• [Fragmento del texto]:
.....
UN MÍSTICO SUI GÉNERIS

Al igual que la conciencia, que es una creación continua de sí misma, también la existencia en general consiste en un proceso de autocreación indefinida. La realidad, según el francés, está impregnada de un ‘ímpetu vital’, puesto que la realidad es una acción que continuamente se crea y se enriquece. El conocimiento de la realidad se obtiene, pues, con la ciencia y la filosofía: la ciencia alcanza sólo el aspecto material del mundo, mientras que la filosofía capta el espíritu, la realidad en cuanto es conciencia, duración, gracias a la duración.


Esa duración se manifiesta en los procesos evolutivos de los seres vivos, que son expresión del ‘impulso vital’, de un impulso creador. Y, según Bergson, lo que más acerca al hombre al impulso creador es la moral y la religión.

Distingue dos tipos de moral, la cerrada, una moral de hábitos, inculcada al individuo por la comunidad, y una moral abierta, que no conoce límites y que se extiende a todos los hombres e incluso a todo lo creador. La diferencia entre ambas no es gradual, sino cualitativa. En la práctica, no obstante, se dan juntas: la primera presta a la segunda la obligación y la segunda a la primera su impulso.
.....
• [Objetivo]: Según el fragmento sobre Bergson, ¿qué es lo que más acerca al hombre al impulso creador? Responde, por favor, en una sola frase.

• [Bloque de datos]:
.....
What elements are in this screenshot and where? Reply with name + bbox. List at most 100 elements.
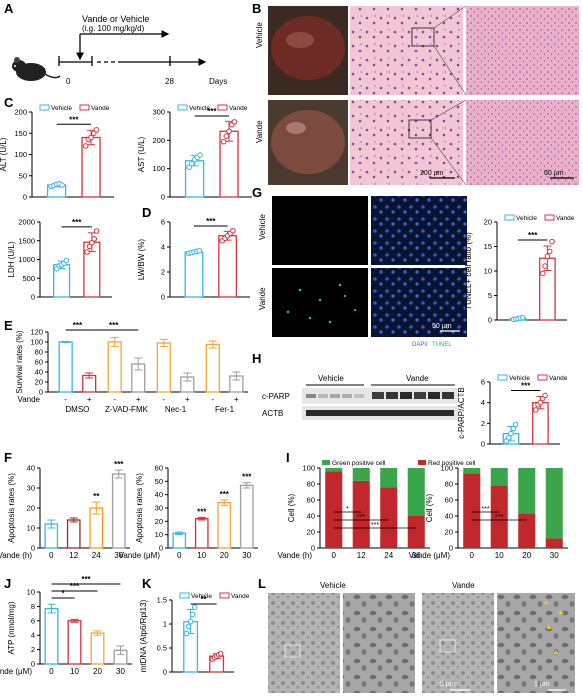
.....
• [Solución desarrollada]: Lo que más acerca al hombre al impulso creador es la moral y la religión.